■ STATED EXERCISE
Copy every line that mentions the word "ujęć".

■ THE INPUT
----

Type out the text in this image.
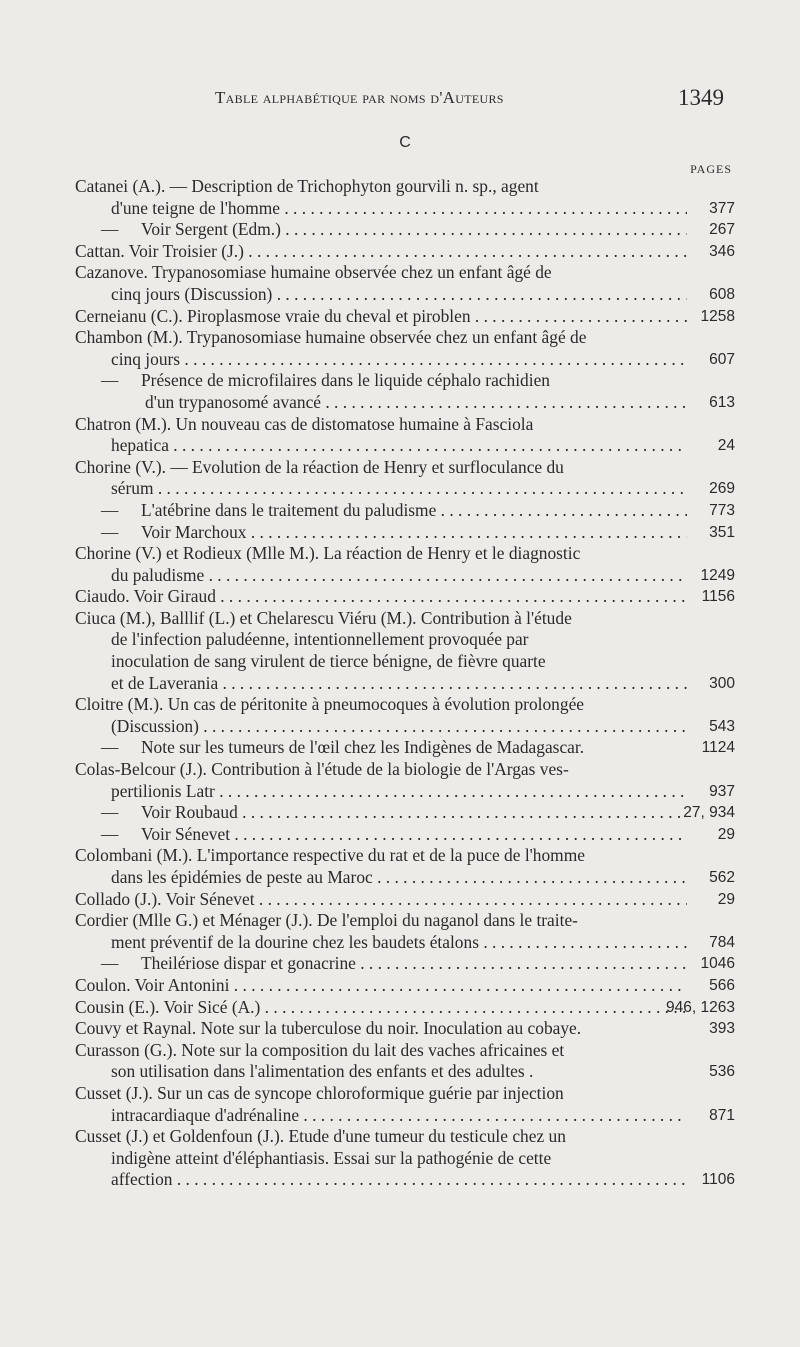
Table alphabétique par noms d'Auteurs	1349
C
PAGES
Catanei (A.). — Description de Trichophyton gourvili n. sp., agent
d'une teigne de l'homme . . .	377
— Voir Sergent (Edm.) . . .	267
Cattan. Voir Troisier (J.) . . .	346
Cazanove. Trypanosomiase humaine observée chez un enfant âgé de
cinq jours (Discussion) . . .	608
Cerneianu (C.). Piroplasmose vraie du cheval et piroblen . . .	1258
Chambon (M.). Trypanosomiase humaine observée chez un enfant âgé de
cinq jours . . .	607
— Présence de microfilaires dans le liquide céphalo rachidien
d'un trypanosomé avancé . . .	613
Chatron (M.). Un nouveau cas de distomatose humaine à Fasciola
hepatica . . .	24
Chorine (V.). — Evolution de la réaction de Henry et surfloculance du
sérum . . .	269
— L'atébrine dans le traitement du paludisme . . .	773
— Voir Marchoux . . .	351
Chorine (V.) et Rodieux (Mlle M.). La réaction de Henry et le diagnostic
du paludisme . . .	1249
Ciaudo. Voir Giraud . . .	1156
Ciuca (M.), Balllif (L.) et Chelarescu Viéru (M.). Contribution à l'étude
de l'infection paludéenne, intentionnellement provoquée par
inoculation de sang virulent de tierce bénigne, de fièvre quarte
et de Laverania . . .	300
Cloitre (M.). Un cas de péritonite à pneumocoques à évolution prolongée
(Discussion) . . .	543
— Note sur les tumeurs de l'œil chez les Indigènes de Madagascar.	1124
Colas-Belcour (J.). Contribution à l'étude de la biologie de l'Argas ves-
pertilionis Latr . . .	937
— Voir Roubaud . . .	27, 934
— Voir Sénevet . . .	29
Colombani (M.). L'importance respective du rat et de la puce de l'homme
dans les épidémies de peste au Maroc . . .	562
Collado (J.). Voir Sénevet . . .	29
Cordier (Mlle G.) et Ménager (J.). De l'emploi du naganol dans le traite-
ment préventif de la dourine chez les baudets étalons . . .	784
— Theilériose dispar et gonacrine . . .	1046
Coulon. Voir Antonini . . .	566
Cousin (E.). Voir Sicé (A.) . . .	946, 1263
Couvy et Raynal. Note sur la tuberculose du noir. Inoculation au cobaye.	393
Curasson (G.). Note sur la composition du lait des vaches africaines et
son utilisation dans l'alimentation des enfants et des adultes .	536
Cusset (J.). Sur un cas de syncope chloroformique guérie par injection
intracardiaque d'adrénaline . . .	871
Cusset (J.) et Goldenfoun (J.). Etude d'une tumeur du testicule chez un
indigène atteint d'éléphantiasis. Essai sur la pathogénie de cette
affection . . .	1106
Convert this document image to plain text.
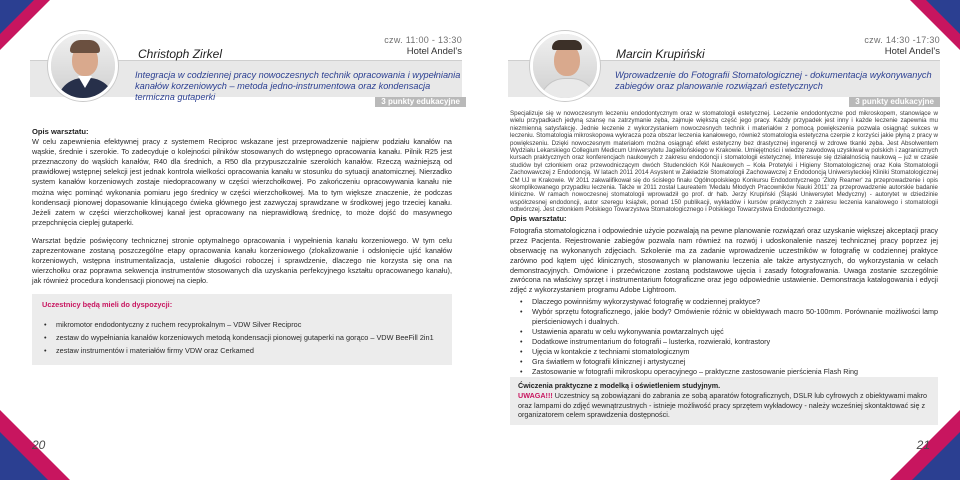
Christoph Zirkel
czw. 11:00 - 13:30
Hotel Andel’s
Integracja w codziennej pracy nowoczesnych technik opracowania i wypełniania kanałów korzeniowych – metoda jedno-instrumentowa oraz kondensacja termiczna gutaperki	3 punkty edukacyjne
Opis warsztatu:
W celu zapewnienia efektywnej pracy z systemem Reciproc wskazane jest przeprowadzenie najpierw podziału kanałów na wąskie, średnie i szerokie. To zadecyduje o kolejności pilników stosowanych do wstępnego opracowania kanału. Pilnik R25 jest przeznaczony do wąskich kanałów, R40 dla średnich, a R50 dla przypuszczalnie szerokich kanałów. Rzeczą ważniejszą od prawidłowej wstępnej selekcji jest jednak kontrola wielkości opracowania kanału w stosunku do sytuacji anatomicznej. Nierzadko system kanałów korzeniowych zostaje niedopracowany w części wierzchołkowej. Po zakończeniu opracowywania kanału nie można więc pominąć wykonania pomiaru jego średnicy w części wierzchołkowej. Ma to tym większe znaczenie, że podczas kondensacji pionowej dopasowanie klinującego ćwieka głównego jest zazwyczaj sprawdzane w środkowej jego trzeciej kanału. Jeżeli zatem w części wierzchołkowej kanał jest opracowany na nieprawidłową średnicę, to może dojść do masywnego przepchnięcia cieplej gutaperki.
Warsztat będzie poświęcony technicznej stronie optymalnego opracowania i wypełnienia kanału korzeniowego. W tym celu zaprezentowane zostaną poszczególne etapy opracowania kanału korzeniowego (zlokalizowanie i odsłonięcie ujść kanałów korzeniowych, wstępna instrumentalizacja, ustalenie długości roboczej i sprawdzenie, dlaczego nie korzysta się ona na wierzchołku oraz poprawna sekwencja instrumentów stosowanych dla uzyskania perfekcyjnego kształtu opracowanego kanału), jak również procedura kondensacji pionowej na ciepło.
Uczestnicy będą mieli do dyspozycji:
• mikromotor endodontyczny z ruchem recyprokalnym – VDW Silver Reciproc
• zestaw do wypełniania kanałów korzeniowych metodą kondensacji pionowej gutaperki na gorąco – VDW BeeFill 2in1
• zestaw instrumentów i materiałów firmy VDW oraz Cerkamed
20
Marcin Krupiński
czw. 14:30 -17:30
Hotel Andel’s
Wprowadzenie do Fotografii Stomatologicznej - dokumentacja wykonywanych zabiegów oraz planowanie rozwiązań estetycznych
3 punkty edukacyjne
Specjalizuje się w nowoczesnym leczeniu endodontycznym oraz w stomatologii estetycznej. Leczenie endodontyczne pod mikroskopem, stanowiące w wielu przypadkach jedyną szansę na zatrzymanie zęba, zajmuje większą część jego pracy. Każdy przypadek jest inny i każde leczenie zapewnia mu niezmienną satysfakcję. Jednie leczenie z wykorzystaniem nowoczesnych technik i materiałów z pomocą powiększenia pozwala osiągnąć sukces w leczeniu. Stomatologia mikroskopowa wykracza poza obszar leczenia kanałowego, również stomatologia estetyczna czerpie z korzyści jakie płyną z pracy w powiększeniu. Dzięki nowoczesnym materiałom można osiągnąć efekt estetyczny bez drastycznej ingerencji w zdrowe tkanki zęba. Jest Absolwentem Wydziału Lekarskiego Collegium Medicum Uniwersytetu Jagiellońskiego w Krakowie. Umiejętności i wiedzę zawodową uzyskiwał w polskich i zagranicznych kursach praktycznych oraz konferencjach naukowych z zakresu endodoncji i stomatologii estetycznej. Interesuje się działalnością naukową – już w czasie studiów był członkiem oraz przewodniczącym dwóch Studenckich Kół Naukowych – Koła Protetyki i Higieny Stomatologicznej oraz Koła Stomatologii Zachowawczej z Endodoncją. W latach 2011 2014 Asystent w Zakładzie Stomatologii Zachowawczej z Endodoncją Uniwersyteckiej Kliniki Stomatologicznej CM UJ w Krakowie. W 2011 zakwalifikował się do ścisłego finału Ogólnopolskiego Konkursu Endodontycznego 'Zloty Reamer' za przeprowadzenie i opis skomplikowanego przypadku leczenia. Także w 2011 został Laureatem 'Medalu Młodych Pracowników Nauki 2011' za przeprowadzenie autorskie badanie kliniczne. W ramach nowoczesnej stomatologii wprowadził go prof. dr hab. Jerzy Krupiński (Śląski Uniwersytet Medyczny) - autorytet w dziedzinie współczesnej endodoncji, autor szeregu książek, ponad 150 publikacji, wykładów i kursów praktycznych z zakresu leczenia kanałowego i stomatologii odtwórczej. Jest członkiem Polskiego Towarzystwa Stomatologicznego i Polskiego Towarzystwa Endodontycznego.
Opis warsztatu:
Fotografia stomatologiczna i odpowiednie użycie pozwalają na pewne planowanie rozwiązań oraz uzyskanie większej akceptacji pracy przez Pacjenta. Rejestrowanie zabiegów pozwala nam również na rozwój i udoskonalenie naszej technicznej pracy poprzez jej obserwację na wykonanych zdjęciach. Szkolenie ma za zadanie wprowadzenie uczestników w fotografię w codziennej praktyce zarówno pod kątem ujęć klinicznych, stosowanych w planowaniu leczenia ale także artystycznych, do wykorzystania w celach demonstracyjnych. Omówione i przećwiczone zostaną podstawowe ujęcia i zasady fotografowania. Uwaga zostanie szczególnie zwrócona na właściwy sprzęt i instrumentarium fotograficzne oraz jego odpowiednie ustawienie. Demonstracja katalogowania i edycji zdjęć z wykorzystaniem programu Adobe Lightroom.
• Dlaczego powinniśmy wykorzystywać fotografię w codziennej praktyce?
• Wybór sprzętu fotograficznego, jakie body? Omówienie różnic w obiektywach macro 50-100mm. Porównanie możliwości lamp pierścieniowych i dualnych.
• Ustawienia aparatu w celu wykonywania powtarzalnych ujęć
• Dodatkowe instrumentarium do fotografii – lusterka, rozwieraki, kontrastory
• Ujęcia w kontakcie z techniami stomatologicznym
• Gra światłem w fotografii klinicznej i artystycznej
• Zastosowanie w fotografii mikroskopu operacyjnego – praktyczne zastosowanie pierścienia Flash Ring
Ćwiczenia praktyczne z modelką i oświetleniem studyjnym.
UWAGA!!! Uczestnicy są zobowiązani do zabrania ze sobą aparatów fotograficznych, DSLR lub cyfrowych z obiektywami makro oraz lampami do zdjęć wewnątrzustnych - istnieje możliwość pracy sprzętem wykładowcy - należy wcześniej skontaktować się z organizatorem celem sprawdzenia dostępności.
21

----

■ CORRECT OUTPUT
Fotografia stomatologiczna i odpowiednie użycie pozwalają na pewne planowanie rozwiązań oraz uzyskanie większej akceptacji pracy przez Pacjenta. Rejestrowanie zabiegów pozwala nam również na rozwój i udoskonalenie naszej technicznej pracy poprzez jej obserwację na wykonanych zdjęciach. Szkolenie ma za zadanie wprowadzenie uczestników w fotografię w codziennej praktyce zarówno pod kątem ujęć klinicznych, stosowanych w planowaniu leczenia ale także artystycznych, do wykorzystania w celach demonstracyjnych. Omówione i przećwiczone zostaną podstawowe ujęcia i zasady fotografowania. Uwaga zostanie szczególnie zwrócona na właściwy sprzęt i instrumentarium fotograficzne oraz jego odpowiednie ustawienie. Demonstracja katalogowania i edycji zdjęć z wykorzystaniem programu Adobe Lightroom.
• Ustawienia aparatu w celu wykonywania powtarzalnych ujęć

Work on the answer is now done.